■ **INSTRUCTIONS TO FOLLOW**: Locate the lines that hold the string "JSON". Copy every such line.

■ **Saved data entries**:
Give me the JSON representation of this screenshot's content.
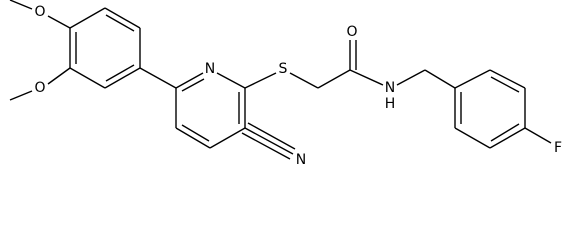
{
  "atoms": {
    "methoxy_o_top": "O",
    "methoxy_o_bottom": "O",
    "pyridine_n": "N",
    "sulfur": "S",
    "carbonyl_o": "O",
    "amide_n": "N",
    "amide_h": "H",
    "nitrile_n": "N",
    "fluorine": "F"
  }
}
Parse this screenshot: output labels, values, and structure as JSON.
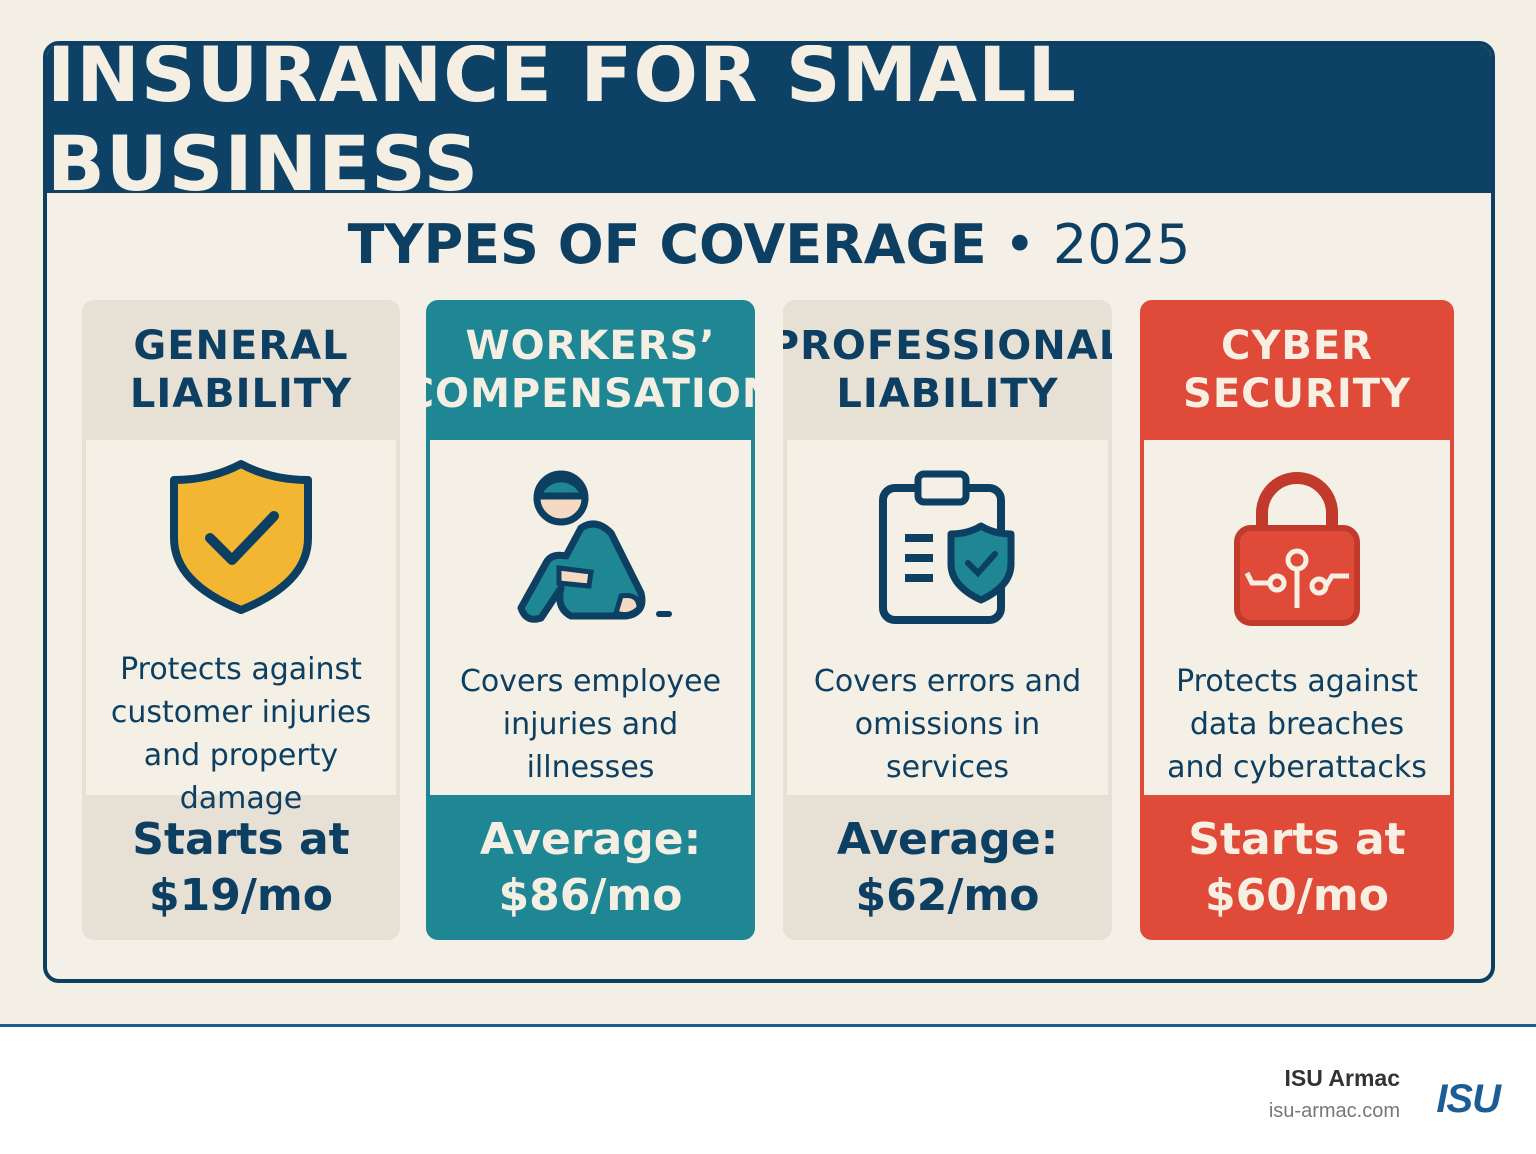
{
  "title": "INSURANCE FOR SMALL BUSINESS",
  "subtitle": {
    "main": "TYPES OF COVERAGE",
    "separator": "•",
    "year": "2025"
  },
  "cards": [
    {
      "title_line1": "GENERAL",
      "title_line2": "LIABILITY",
      "icon": "shield-check-icon",
      "desc": [
        "Protects against",
        "customer injuries",
        "and property",
        "damage"
      ],
      "price_line1": "Starts at",
      "price_line2": "$19/mo"
    },
    {
      "title_line1": "WORKERS’",
      "title_line2": "COMPENSATION",
      "icon": "injured-worker-icon",
      "desc": [
        "Covers employee",
        "injuries and",
        "illnesses"
      ],
      "price_line1": "Average:",
      "price_line2": "$86/mo"
    },
    {
      "title_line1": "PROFESSIONAL",
      "title_line2": "LIABILITY",
      "icon": "clipboard-shield-icon",
      "desc": [
        "Covers errors and",
        "omissions in",
        "services"
      ],
      "price_line1": "Average:",
      "price_line2": "$62/mo"
    },
    {
      "title_line1": "CYBER",
      "title_line2": "SECURITY",
      "icon": "circuit-lock-icon",
      "desc": [
        "Protects against",
        "data breaches",
        "and cyberattacks"
      ],
      "price_line1": "Starts at",
      "price_line2": "$60/mo"
    }
  ],
  "colors": {
    "navy": "#0d4266",
    "teal": "#1f8794",
    "red": "#df4b38",
    "beige": "#e7e1d5",
    "yellow": "#f2b632"
  },
  "footer": {
    "company": "ISU Armac",
    "url": "isu-armac.com",
    "logo_text": "ISU"
  }
}
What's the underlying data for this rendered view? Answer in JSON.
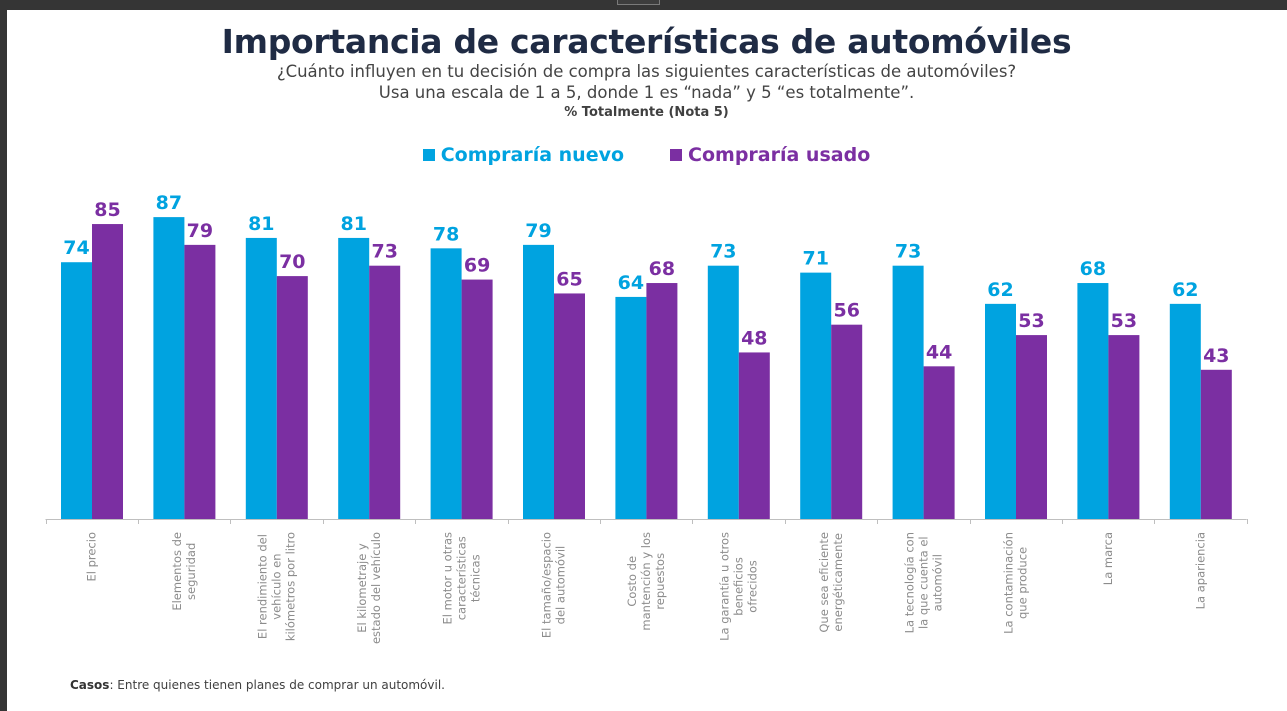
{
  "chart_data": {
    "type": "bar",
    "title": "Importancia de características de automóviles",
    "subtitle": [
      "¿Cuánto influyen en tu decisión de compra las siguientes características de automóviles?",
      "Usa una escala de 1 a 5, donde 1 es “nada” y 5 “es totalmente”."
    ],
    "note": "% Totalmente (Nota 5)",
    "xlabel": "",
    "ylabel": "",
    "ylim": [
      0,
      100
    ],
    "grid": false,
    "legend_position": "top-center",
    "categories": [
      [
        "El precio"
      ],
      [
        "Elementos de",
        "seguridad"
      ],
      [
        "El rendimiento del",
        "vehículo en",
        "kilómetros por litro"
      ],
      [
        "El kilometraje y",
        "estado del vehículo"
      ],
      [
        "El motor u otras",
        "características",
        "técnicas"
      ],
      [
        "El tamaño/espacio",
        "del automóvil"
      ],
      [
        "Costo de",
        "mantención y los",
        "repuestos"
      ],
      [
        "La garantía u otros",
        "beneficios",
        "ofrecidos"
      ],
      [
        "Que sea eficiente",
        "energéticamente"
      ],
      [
        "La tecnología con",
        "la que cuenta el",
        "automóvil"
      ],
      [
        "La contaminación",
        "que produce"
      ],
      [
        "La marca"
      ],
      [
        "La apariencia"
      ]
    ],
    "series": [
      {
        "name": "Compraría nuevo",
        "color": "#00a3e0",
        "values": [
          74,
          87,
          81,
          81,
          78,
          79,
          64,
          73,
          71,
          73,
          62,
          68,
          62
        ]
      },
      {
        "name": "Compraría usado",
        "color": "#7b2fa2",
        "values": [
          85,
          79,
          70,
          73,
          69,
          65,
          68,
          48,
          56,
          44,
          53,
          53,
          43
        ]
      }
    ]
  },
  "footer": {
    "label": "Casos",
    "text": ": Entre quienes tienen planes de comprar un automóvil."
  }
}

■ **EXERCISE SOLUTION**:
Give me the JSON representation of this screenshot's content.
Parse this screenshot: output labels, values, and structure as JSON.
What's the underlying data for this rendered view? Answer in JSON.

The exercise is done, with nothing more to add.